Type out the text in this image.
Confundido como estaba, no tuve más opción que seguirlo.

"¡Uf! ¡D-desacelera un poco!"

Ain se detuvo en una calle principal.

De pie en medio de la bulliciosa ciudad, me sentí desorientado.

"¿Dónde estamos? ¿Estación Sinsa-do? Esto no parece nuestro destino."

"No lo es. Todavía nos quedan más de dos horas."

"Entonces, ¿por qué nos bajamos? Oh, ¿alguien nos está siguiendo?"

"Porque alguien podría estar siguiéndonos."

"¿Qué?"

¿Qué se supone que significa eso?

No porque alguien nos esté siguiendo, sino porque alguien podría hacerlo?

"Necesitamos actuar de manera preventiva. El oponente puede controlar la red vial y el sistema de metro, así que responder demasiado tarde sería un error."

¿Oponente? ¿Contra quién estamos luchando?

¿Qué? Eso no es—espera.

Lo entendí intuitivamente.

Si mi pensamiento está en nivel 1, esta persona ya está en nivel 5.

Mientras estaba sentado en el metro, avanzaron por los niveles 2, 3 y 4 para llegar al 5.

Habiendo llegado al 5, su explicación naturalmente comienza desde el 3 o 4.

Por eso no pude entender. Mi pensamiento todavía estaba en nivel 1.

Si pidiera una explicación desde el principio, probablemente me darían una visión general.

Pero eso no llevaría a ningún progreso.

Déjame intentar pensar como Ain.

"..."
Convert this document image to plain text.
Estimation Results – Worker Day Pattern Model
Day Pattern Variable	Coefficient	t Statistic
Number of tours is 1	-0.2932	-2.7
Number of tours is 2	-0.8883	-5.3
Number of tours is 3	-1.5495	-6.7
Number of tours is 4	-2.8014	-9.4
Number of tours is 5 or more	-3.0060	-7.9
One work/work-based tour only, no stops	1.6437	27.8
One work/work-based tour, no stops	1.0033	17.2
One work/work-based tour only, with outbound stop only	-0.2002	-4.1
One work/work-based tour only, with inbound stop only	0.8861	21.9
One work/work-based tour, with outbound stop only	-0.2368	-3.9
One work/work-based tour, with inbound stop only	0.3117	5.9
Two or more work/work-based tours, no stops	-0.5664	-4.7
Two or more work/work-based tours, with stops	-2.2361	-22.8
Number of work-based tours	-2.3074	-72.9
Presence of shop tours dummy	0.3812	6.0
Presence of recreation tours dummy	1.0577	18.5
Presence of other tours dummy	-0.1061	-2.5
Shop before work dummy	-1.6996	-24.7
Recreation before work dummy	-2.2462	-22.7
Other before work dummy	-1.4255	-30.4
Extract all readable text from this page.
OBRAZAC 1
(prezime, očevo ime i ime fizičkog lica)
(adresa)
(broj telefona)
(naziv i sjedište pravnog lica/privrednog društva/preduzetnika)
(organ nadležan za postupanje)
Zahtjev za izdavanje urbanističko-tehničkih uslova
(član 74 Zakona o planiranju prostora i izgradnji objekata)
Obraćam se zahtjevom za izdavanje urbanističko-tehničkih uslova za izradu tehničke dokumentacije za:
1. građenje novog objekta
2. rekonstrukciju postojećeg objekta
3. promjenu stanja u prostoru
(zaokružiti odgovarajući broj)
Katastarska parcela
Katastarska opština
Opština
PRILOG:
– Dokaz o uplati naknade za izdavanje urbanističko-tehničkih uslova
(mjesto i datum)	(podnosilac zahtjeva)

» **Work to be completed**
Collect every line above that contains the word "tehničkih".

» **Full solution**
Zahtjev za izdavanje urbanističko-tehničkih uslova
Obraćam se zahtjevom za izdavanje urbanističko-tehničkih uslova za izradu tehničke dokumentacije za:
– Dokaz o uplati naknade za izdavanje urbanističko-tehničkih uslova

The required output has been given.